TO BE DONE
Please write out the material that follows, exactly as it stands.

:: EXCERPTED DATA ::

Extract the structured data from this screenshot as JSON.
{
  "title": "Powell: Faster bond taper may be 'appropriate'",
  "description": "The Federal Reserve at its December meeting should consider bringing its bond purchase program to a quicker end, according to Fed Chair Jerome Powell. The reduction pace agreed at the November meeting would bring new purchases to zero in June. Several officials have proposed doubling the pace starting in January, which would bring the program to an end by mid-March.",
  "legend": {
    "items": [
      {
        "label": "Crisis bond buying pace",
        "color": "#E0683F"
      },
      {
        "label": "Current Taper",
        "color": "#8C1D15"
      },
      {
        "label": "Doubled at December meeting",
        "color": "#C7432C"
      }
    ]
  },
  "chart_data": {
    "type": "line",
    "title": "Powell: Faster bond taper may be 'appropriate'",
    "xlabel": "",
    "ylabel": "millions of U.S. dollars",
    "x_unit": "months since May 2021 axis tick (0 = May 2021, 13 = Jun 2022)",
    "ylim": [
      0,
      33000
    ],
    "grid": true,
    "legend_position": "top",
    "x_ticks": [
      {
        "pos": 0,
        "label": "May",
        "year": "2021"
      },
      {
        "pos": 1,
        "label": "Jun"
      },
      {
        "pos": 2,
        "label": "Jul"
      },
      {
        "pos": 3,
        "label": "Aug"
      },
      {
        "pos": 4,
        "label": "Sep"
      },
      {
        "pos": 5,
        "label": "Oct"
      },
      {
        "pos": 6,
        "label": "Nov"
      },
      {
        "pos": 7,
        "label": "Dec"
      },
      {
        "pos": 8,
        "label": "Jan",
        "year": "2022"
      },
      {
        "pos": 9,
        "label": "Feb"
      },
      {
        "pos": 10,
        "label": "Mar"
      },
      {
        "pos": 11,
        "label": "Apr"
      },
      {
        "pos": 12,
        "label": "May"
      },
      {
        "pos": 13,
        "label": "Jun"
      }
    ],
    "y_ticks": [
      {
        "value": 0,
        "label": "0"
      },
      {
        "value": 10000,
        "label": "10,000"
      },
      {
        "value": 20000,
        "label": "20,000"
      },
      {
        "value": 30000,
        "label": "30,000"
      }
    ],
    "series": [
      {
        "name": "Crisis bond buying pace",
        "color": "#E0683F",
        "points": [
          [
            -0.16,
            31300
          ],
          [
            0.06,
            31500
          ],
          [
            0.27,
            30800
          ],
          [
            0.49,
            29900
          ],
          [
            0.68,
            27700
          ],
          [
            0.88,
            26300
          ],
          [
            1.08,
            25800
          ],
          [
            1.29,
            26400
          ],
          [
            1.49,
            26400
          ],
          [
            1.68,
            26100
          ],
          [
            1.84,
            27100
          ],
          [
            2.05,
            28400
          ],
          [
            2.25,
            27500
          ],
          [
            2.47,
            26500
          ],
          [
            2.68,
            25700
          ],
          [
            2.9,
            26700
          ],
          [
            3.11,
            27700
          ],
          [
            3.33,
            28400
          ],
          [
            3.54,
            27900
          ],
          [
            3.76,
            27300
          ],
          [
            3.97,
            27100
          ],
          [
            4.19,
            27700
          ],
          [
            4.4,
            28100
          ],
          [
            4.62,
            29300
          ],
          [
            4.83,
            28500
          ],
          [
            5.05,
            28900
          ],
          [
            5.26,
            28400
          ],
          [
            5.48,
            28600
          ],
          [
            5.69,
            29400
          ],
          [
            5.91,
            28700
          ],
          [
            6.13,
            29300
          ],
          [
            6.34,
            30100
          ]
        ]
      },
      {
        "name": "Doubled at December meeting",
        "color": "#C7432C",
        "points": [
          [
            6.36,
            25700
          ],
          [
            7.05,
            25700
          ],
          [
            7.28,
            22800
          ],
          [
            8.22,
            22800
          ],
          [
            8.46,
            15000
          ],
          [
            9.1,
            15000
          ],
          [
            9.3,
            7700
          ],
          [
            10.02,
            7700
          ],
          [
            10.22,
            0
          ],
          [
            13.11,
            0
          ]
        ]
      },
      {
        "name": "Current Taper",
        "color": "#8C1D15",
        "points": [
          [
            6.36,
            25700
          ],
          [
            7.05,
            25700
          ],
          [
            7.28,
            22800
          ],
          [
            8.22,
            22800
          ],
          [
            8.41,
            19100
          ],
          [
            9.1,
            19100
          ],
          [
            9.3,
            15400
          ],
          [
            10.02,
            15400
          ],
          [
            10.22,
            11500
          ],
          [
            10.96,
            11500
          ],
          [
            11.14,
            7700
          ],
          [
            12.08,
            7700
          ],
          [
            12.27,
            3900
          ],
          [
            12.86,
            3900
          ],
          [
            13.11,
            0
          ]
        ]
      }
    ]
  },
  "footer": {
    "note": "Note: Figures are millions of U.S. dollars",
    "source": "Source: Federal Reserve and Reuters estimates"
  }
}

:::

THE ANSWER
Extract the structured data from this screenshot as JSON.
{
  "title": "Powell: Faster bond taper may be 'appropriate'",
  "description": "The Federal Reserve at its December meeting should consider bringing its bond purchase program to a quicker end, according to Fed Chair Jerome Powell. The reduction pace agreed at the November meeting would bring new purchases to zero in June. Several officials have proposed doubling the pace starting in January, which would bring the program to an end by mid-March.",
  "legend": {
    "items": [
      {
        "label": "Crisis bond buying pace",
        "color": "#E0683F"
      },
      {
        "label": "Current Taper",
        "color": "#8C1D15"
      },
      {
        "label": "Doubled at December meeting",
        "color": "#C7432C"
      }
    ]
  },
  "chart_data": {
    "type": "line",
    "title": "Powell: Faster bond taper may be 'appropriate'",
    "xlabel": "",
    "ylabel": "millions of U.S. dollars",
    "x_unit": "months since May 2021 axis tick (0 = May 2021, 13 = Jun 2022)",
    "ylim": [
      0,
      33000
    ],
    "grid": true,
    "legend_position": "top",
    "x_ticks": [
      {
        "pos": 0,
        "label": "May",
        "year": "2021"
      },
      {
        "pos": 1,
        "label": "Jun"
      },
      {
        "pos": 2,
        "label": "Jul"
      },
      {
        "pos": 3,
        "label": "Aug"
      },
      {
        "pos": 4,
        "label": "Sep"
      },
      {
        "pos": 5,
        "label": "Oct"
      },
      {
        "pos": 6,
        "label": "Nov"
      },
      {
        "pos": 7,
        "label": "Dec"
      },
      {
        "pos": 8,
        "label": "Jan",
        "year": "2022"
      },
      {
        "pos": 9,
        "label": "Feb"
      },
      {
        "pos": 10,
        "label": "Mar"
      },
      {
        "pos": 11,
        "label": "Apr"
      },
      {
        "pos": 12,
        "label": "May"
      },
      {
        "pos": 13,
        "label": "Jun"
      }
    ],
    "y_ticks": [
      {
        "value": 0,
        "label": "0"
      },
      {
        "value": 10000,
        "label": "10,000"
      },
      {
        "value": 20000,
        "label": "20,000"
      },
      {
        "value": 30000,
        "label": "30,000"
      }
    ],
    "series": [
      {
        "name": "Crisis bond buying pace",
        "color": "#E0683F",
        "points": [
          [
            -0.16,
            31300
          ],
          [
            0.06,
            31500
          ],
          [
            0.27,
            30800
          ],
          [
            0.49,
            29900
          ],
          [
            0.68,
            27700
          ],
          [
            0.88,
            26300
          ],
          [
            1.08,
            25800
          ],
          [
            1.29,
            26400
          ],
          [
            1.49,
            26400
          ],
          [
            1.68,
            26100
          ],
          [
            1.84,
            27100
          ],
          [
            2.05,
            28400
          ],
          [
            2.25,
            27500
          ],
          [
            2.47,
            26500
          ],
          [
            2.68,
            25700
          ],
          [
            2.9,
            26700
          ],
          [
            3.11,
            27700
          ],
          [
            3.33,
            28400
          ],
          [
            3.54,
            27900
          ],
          [
            3.76,
            27300
          ],
          [
            3.97,
            27100
          ],
          [
            4.19,
            27700
          ],
          [
            4.4,
            28100
          ],
          [
            4.62,
            29300
          ],
          [
            4.83,
            28500
          ],
          [
            5.05,
            28900
          ],
          [
            5.26,
            28400
          ],
          [
            5.48,
            28600
          ],
          [
            5.69,
            29400
          ],
          [
            5.91,
            28700
          ],
          [
            6.13,
            29300
          ],
          [
            6.34,
            30100
          ]
        ]
      },
      {
        "name": "Doubled at December meeting",
        "color": "#C7432C",
        "points": [
          [
            6.36,
            25700
          ],
          [
            7.05,
            25700
          ],
          [
            7.28,
            22800
          ],
          [
            8.22,
            22800
          ],
          [
            8.46,
            15000
          ],
          [
            9.1,
            15000
          ],
          [
            9.3,
            7700
          ],
          [
            10.02,
            7700
          ],
          [
            10.22,
            0
          ],
          [
            13.11,
            0
          ]
        ]
      },
      {
        "name": "Current Taper",
        "color": "#8C1D15",
        "points": [
          [
            6.36,
            25700
          ],
          [
            7.05,
            25700
          ],
          [
            7.28,
            22800
          ],
          [
            8.22,
            22800
          ],
          [
            8.41,
            19100
          ],
          [
            9.1,
            19100
          ],
          [
            9.3,
            15400
          ],
          [
            10.02,
            15400
          ],
          [
            10.22,
            11500
          ],
          [
            10.96,
            11500
          ],
          [
            11.14,
            7700
          ],
          [
            12.08,
            7700
          ],
          [
            12.27,
            3900
          ],
          [
            12.86,
            3900
          ],
          [
            13.11,
            0
          ]
        ]
      }
    ]
  },
  "footer": {
    "note": "Note: Figures are millions of U.S. dollars",
    "source": "Source: Federal Reserve and Reuters estimates"
  }
}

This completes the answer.